- _Task goal_:
Return the listing below word for word.

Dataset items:
╔══
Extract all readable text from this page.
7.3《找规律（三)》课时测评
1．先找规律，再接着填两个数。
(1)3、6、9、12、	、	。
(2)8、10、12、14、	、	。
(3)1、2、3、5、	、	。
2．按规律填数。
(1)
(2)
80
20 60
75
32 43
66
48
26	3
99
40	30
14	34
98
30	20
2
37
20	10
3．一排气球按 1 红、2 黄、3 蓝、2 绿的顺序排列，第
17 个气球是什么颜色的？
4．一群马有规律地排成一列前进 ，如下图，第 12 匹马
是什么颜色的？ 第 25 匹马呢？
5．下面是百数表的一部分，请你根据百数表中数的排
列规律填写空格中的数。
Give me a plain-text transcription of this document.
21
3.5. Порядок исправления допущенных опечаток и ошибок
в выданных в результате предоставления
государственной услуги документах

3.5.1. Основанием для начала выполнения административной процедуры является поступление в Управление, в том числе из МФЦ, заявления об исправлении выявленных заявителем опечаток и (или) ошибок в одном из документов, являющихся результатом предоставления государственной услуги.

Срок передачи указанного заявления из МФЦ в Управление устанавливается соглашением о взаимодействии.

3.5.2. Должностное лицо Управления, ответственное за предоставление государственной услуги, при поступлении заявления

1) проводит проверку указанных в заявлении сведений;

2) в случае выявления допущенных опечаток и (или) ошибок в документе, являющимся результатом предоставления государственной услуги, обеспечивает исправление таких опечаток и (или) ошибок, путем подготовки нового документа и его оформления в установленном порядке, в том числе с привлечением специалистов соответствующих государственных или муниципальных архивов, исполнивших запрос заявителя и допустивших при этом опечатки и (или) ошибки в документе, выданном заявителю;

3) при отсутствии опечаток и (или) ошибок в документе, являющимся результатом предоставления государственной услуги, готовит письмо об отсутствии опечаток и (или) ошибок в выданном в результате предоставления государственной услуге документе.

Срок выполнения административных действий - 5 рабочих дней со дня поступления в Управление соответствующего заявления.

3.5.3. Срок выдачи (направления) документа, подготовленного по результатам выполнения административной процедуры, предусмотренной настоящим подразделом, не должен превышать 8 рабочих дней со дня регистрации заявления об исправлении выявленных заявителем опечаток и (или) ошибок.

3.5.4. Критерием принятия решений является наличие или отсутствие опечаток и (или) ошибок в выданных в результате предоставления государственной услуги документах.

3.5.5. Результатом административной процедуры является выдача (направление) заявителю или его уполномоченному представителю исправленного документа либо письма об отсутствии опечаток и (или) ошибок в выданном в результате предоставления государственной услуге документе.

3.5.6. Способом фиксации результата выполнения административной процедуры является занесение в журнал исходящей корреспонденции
╚══
- _Exercise output_:
Extract all readable text from this page.
7.3《找规律（三)》课时测评
1．先找规律，再接着填两个数。
(1)3、6、9、12、	、	。
(2)8、10、12、14、	、	。
(3)1、2、3、5、	、	。
2．按规律填数。
(1)
(2)
80
20 60
75
32 43
66
48
26	3
99
40	30
14	34
98
30	20
2
37
20	10
3．一排气球按 1 红、2 黄、3 蓝、2 绿的顺序排列，第
17 个气球是什么颜色的？
4．一群马有规律地排成一列前进 ，如下图，第 12 匹马
是什么颜色的？ 第 25 匹马呢？
5．下面是百数表的一部分，请你根据百数表中数的排
列规律填写空格中的数。
Give me a plain-text transcription of this document.
21
3.5. Порядок исправления допущенных опечаток и ошибок
в выданных в результате предоставления
государственной услуги документах

3.5.1. Основанием для начала выполнения административной процедуры является поступление в Управление, в том числе из МФЦ, заявления об исправлении выявленных заявителем опечаток и (или) ошибок в одном из документов, являющихся результатом предоставления государственной услуги.

Срок передачи указанного заявления из МФЦ в Управление устанавливается соглашением о взаимодействии.

3.5.2. Должностное лицо Управления, ответственное за предоставление государственной услуги, при поступлении заявления

1) проводит проверку указанных в заявлении сведений;

2) в случае выявления допущенных опечаток и (или) ошибок в документе, являющимся результатом предоставления государственной услуги, обеспечивает исправление таких опечаток и (или) ошибок, путем подготовки нового документа и его оформления в установленном порядке, в том числе с привлечением специалистов соответствующих государственных или муниципальных архивов, исполнивших запрос заявителя и допустивших при этом опечатки и (или) ошибки в документе, выданном заявителю;

3) при отсутствии опечаток и (или) ошибок в документе, являющимся результатом предоставления государственной услуги, готовит письмо об отсутствии опечаток и (или) ошибок в выданном в результате предоставления государственной услуге документе.

Срок выполнения административных действий - 5 рабочих дней со дня поступления в Управление соответствующего заявления.

3.5.3. Срок выдачи (направления) документа, подготовленного по результатам выполнения административной процедуры, предусмотренной настоящим подразделом, не должен превышать 8 рабочих дней со дня регистрации заявления об исправлении выявленных заявителем опечаток и (или) ошибок.

3.5.4. Критерием принятия решений является наличие или отсутствие опечаток и (или) ошибок в выданных в результате предоставления государственной услуги документах.

3.5.5. Результатом административной процедуры является выдача (направление) заявителю или его уполномоченному представителю исправленного документа либо письма об отсутствии опечаток и (или) ошибок в выданном в результате предоставления государственной услуге документе.

3.5.6. Способом фиксации результата выполнения административной процедуры является занесение в журнал исходящей корреспонденции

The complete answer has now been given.